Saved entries
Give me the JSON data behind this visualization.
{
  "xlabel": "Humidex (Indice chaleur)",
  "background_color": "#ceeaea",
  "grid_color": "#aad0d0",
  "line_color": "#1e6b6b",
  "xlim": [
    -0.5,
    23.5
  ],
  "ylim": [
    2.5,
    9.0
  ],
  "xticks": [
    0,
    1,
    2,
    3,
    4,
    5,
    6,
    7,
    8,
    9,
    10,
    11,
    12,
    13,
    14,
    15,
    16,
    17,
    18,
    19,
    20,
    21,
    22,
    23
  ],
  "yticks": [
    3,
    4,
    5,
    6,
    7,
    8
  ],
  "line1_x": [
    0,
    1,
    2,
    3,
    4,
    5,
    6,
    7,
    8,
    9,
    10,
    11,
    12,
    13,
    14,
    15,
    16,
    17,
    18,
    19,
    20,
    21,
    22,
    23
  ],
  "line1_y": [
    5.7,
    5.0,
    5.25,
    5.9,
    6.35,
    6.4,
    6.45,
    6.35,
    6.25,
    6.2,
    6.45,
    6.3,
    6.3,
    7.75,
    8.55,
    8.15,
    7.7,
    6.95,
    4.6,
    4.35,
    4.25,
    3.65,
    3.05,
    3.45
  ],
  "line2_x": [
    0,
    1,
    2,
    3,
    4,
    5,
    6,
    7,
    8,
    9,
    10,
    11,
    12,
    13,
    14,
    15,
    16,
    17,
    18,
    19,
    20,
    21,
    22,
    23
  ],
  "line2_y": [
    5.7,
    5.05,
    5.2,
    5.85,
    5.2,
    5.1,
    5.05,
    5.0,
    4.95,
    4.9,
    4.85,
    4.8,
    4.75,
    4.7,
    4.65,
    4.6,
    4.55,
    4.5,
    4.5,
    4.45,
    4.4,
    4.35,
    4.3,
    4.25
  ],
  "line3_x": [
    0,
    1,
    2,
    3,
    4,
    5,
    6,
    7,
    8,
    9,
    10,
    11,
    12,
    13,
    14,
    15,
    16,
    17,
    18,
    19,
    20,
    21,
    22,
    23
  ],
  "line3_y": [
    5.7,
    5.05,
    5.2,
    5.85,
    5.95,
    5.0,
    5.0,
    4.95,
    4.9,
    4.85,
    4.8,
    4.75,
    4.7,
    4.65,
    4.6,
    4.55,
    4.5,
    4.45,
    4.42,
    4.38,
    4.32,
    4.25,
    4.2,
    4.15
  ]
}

== AIM ==
Copy the material above verbatim.

== FINISHED EXERCISE ==
Give me the JSON data behind this visualization.
{
  "xlabel": "Humidex (Indice chaleur)",
  "background_color": "#ceeaea",
  "grid_color": "#aad0d0",
  "line_color": "#1e6b6b",
  "xlim": [
    -0.5,
    23.5
  ],
  "ylim": [
    2.5,
    9.0
  ],
  "xticks": [
    0,
    1,
    2,
    3,
    4,
    5,
    6,
    7,
    8,
    9,
    10,
    11,
    12,
    13,
    14,
    15,
    16,
    17,
    18,
    19,
    20,
    21,
    22,
    23
  ],
  "yticks": [
    3,
    4,
    5,
    6,
    7,
    8
  ],
  "line1_x": [
    0,
    1,
    2,
    3,
    4,
    5,
    6,
    7,
    8,
    9,
    10,
    11,
    12,
    13,
    14,
    15,
    16,
    17,
    18,
    19,
    20,
    21,
    22,
    23
  ],
  "line1_y": [
    5.7,
    5.0,
    5.25,
    5.9,
    6.35,
    6.4,
    6.45,
    6.35,
    6.25,
    6.2,
    6.45,
    6.3,
    6.3,
    7.75,
    8.55,
    8.15,
    7.7,
    6.95,
    4.6,
    4.35,
    4.25,
    3.65,
    3.05,
    3.45
  ],
  "line2_x": [
    0,
    1,
    2,
    3,
    4,
    5,
    6,
    7,
    8,
    9,
    10,
    11,
    12,
    13,
    14,
    15,
    16,
    17,
    18,
    19,
    20,
    21,
    22,
    23
  ],
  "line2_y": [
    5.7,
    5.05,
    5.2,
    5.85,
    5.2,
    5.1,
    5.05,
    5.0,
    4.95,
    4.9,
    4.85,
    4.8,
    4.75,
    4.7,
    4.65,
    4.6,
    4.55,
    4.5,
    4.5,
    4.45,
    4.4,
    4.35,
    4.3,
    4.25
  ],
  "line3_x": [
    0,
    1,
    2,
    3,
    4,
    5,
    6,
    7,
    8,
    9,
    10,
    11,
    12,
    13,
    14,
    15,
    16,
    17,
    18,
    19,
    20,
    21,
    22,
    23
  ],
  "line3_y": [
    5.7,
    5.05,
    5.2,
    5.85,
    5.95,
    5.0,
    5.0,
    4.95,
    4.9,
    4.85,
    4.8,
    4.75,
    4.7,
    4.65,
    4.6,
    4.55,
    4.5,
    4.45,
    4.42,
    4.38,
    4.32,
    4.25,
    4.2,
    4.15
  ]
}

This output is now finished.